**** SUPPLIED MATERIAL

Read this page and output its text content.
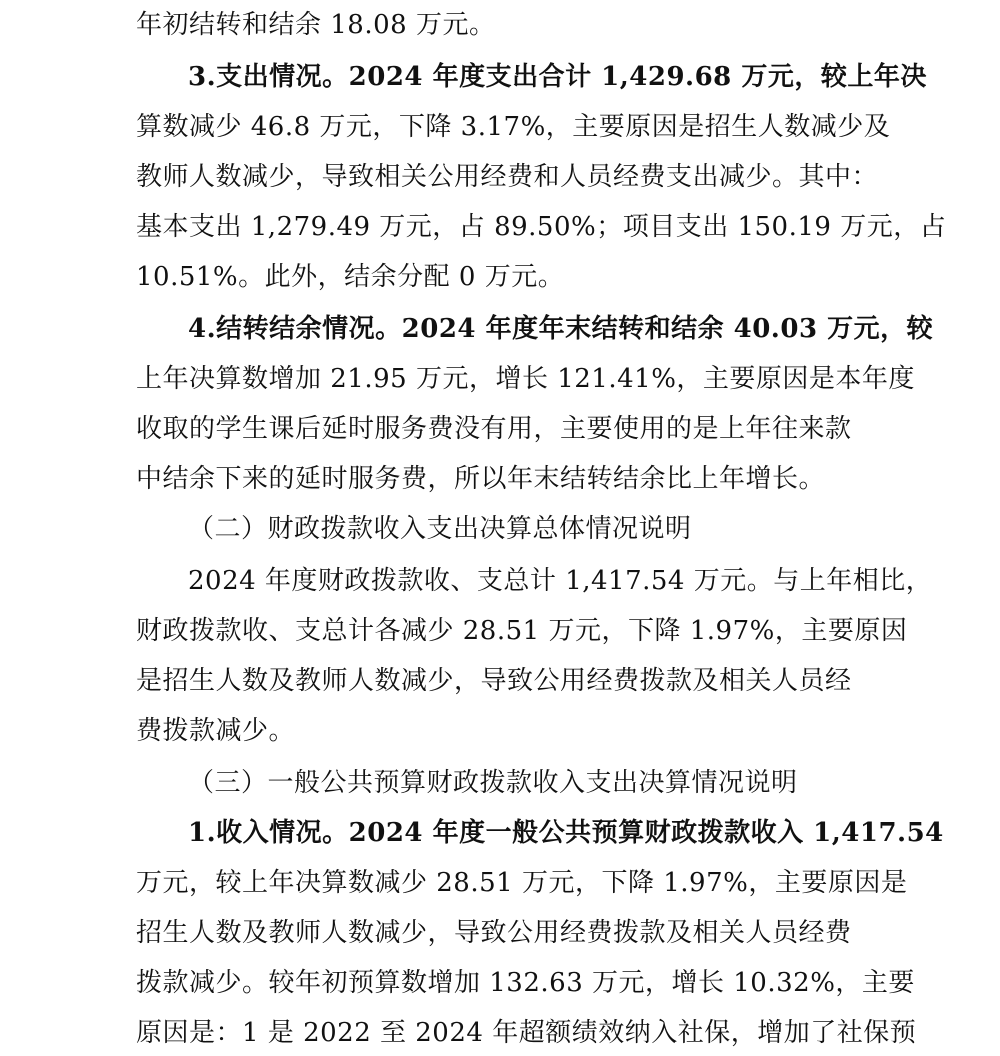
年初结转和结余 18.08 万元。
3.支出情况。2024 年度支出合计 1,429.68 万元，较上年决
算数减少 46.8 万元，下降 3.17%，主要原因是招生人数减少及
教师人数减少，导致相关公用经费和人员经费支出减少。其中：
基本支出 1,279.49 万元，占 89.50%；项目支出 150.19 万元，占
10.51%。此外，结余分配 0 万元。
4.结转结余情况。2024 年度年末结转和结余 40.03 万元，较
上年决算数增加 21.95 万元，增长 121.41%，主要原因是本年度
收取的学生课后延时服务费没有用，主要使用的是上年往来款
中结余下来的延时服务费，所以年末结转结余比上年增长。
（二）财政拨款收入支出决算总体情况说明
2024 年度财政拨款收、支总计 1,417.54 万元。与上年相比，
财政拨款收、支总计各减少 28.51 万元，下降 1.97%，主要原因
是招生人数及教师人数减少，导致公用经费拨款及相关人员经
费拨款减少。
（三）一般公共预算财政拨款收入支出决算情况说明
1.收入情况。2024 年度一般公共预算财政拨款收入 1,417.54
万元，较上年决算数减少 28.51 万元，下降 1.97%，主要原因是
招生人数及教师人数减少，导致公用经费拨款及相关人员经费
拨款减少。较年初预算数增加 132.63 万元，增长 10.32%，主要
原因是：1 是 2022 至 2024 年超额绩效纳入社保，增加了社保预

********

WRITTEN INSTRUCTION:
Copy the records exactly as they appear, excluding images.

THE SOLUTION:
Read this page and output its text content.
年初结转和结余 18.08 万元。
3.支出情况。2024 年度支出合计 1,429.68 万元，较上年决
算数减少 46.8 万元，下降 3.17%，主要原因是招生人数减少及
教师人数减少，导致相关公用经费和人员经费支出减少。其中：
基本支出 1,279.49 万元，占 89.50%；项目支出 150.19 万元，占
10.51%。此外，结余分配 0 万元。
4.结转结余情况。2024 年度年末结转和结余 40.03 万元，较
上年决算数增加 21.95 万元，增长 121.41%，主要原因是本年度
收取的学生课后延时服务费没有用，主要使用的是上年往来款
中结余下来的延时服务费，所以年末结转结余比上年增长。
（二）财政拨款收入支出决算总体情况说明
2024 年度财政拨款收、支总计 1,417.54 万元。与上年相比，
财政拨款收、支总计各减少 28.51 万元，下降 1.97%，主要原因
是招生人数及教师人数减少，导致公用经费拨款及相关人员经
费拨款减少。
（三）一般公共预算财政拨款收入支出决算情况说明
1.收入情况。2024 年度一般公共预算财政拨款收入 1,417.54
万元，较上年决算数减少 28.51 万元，下降 1.97%，主要原因是
招生人数及教师人数减少，导致公用经费拨款及相关人员经费
拨款减少。较年初预算数增加 132.63 万元，增长 10.32%，主要
原因是：1 是 2022 至 2024 年超额绩效纳入社保，增加了社保预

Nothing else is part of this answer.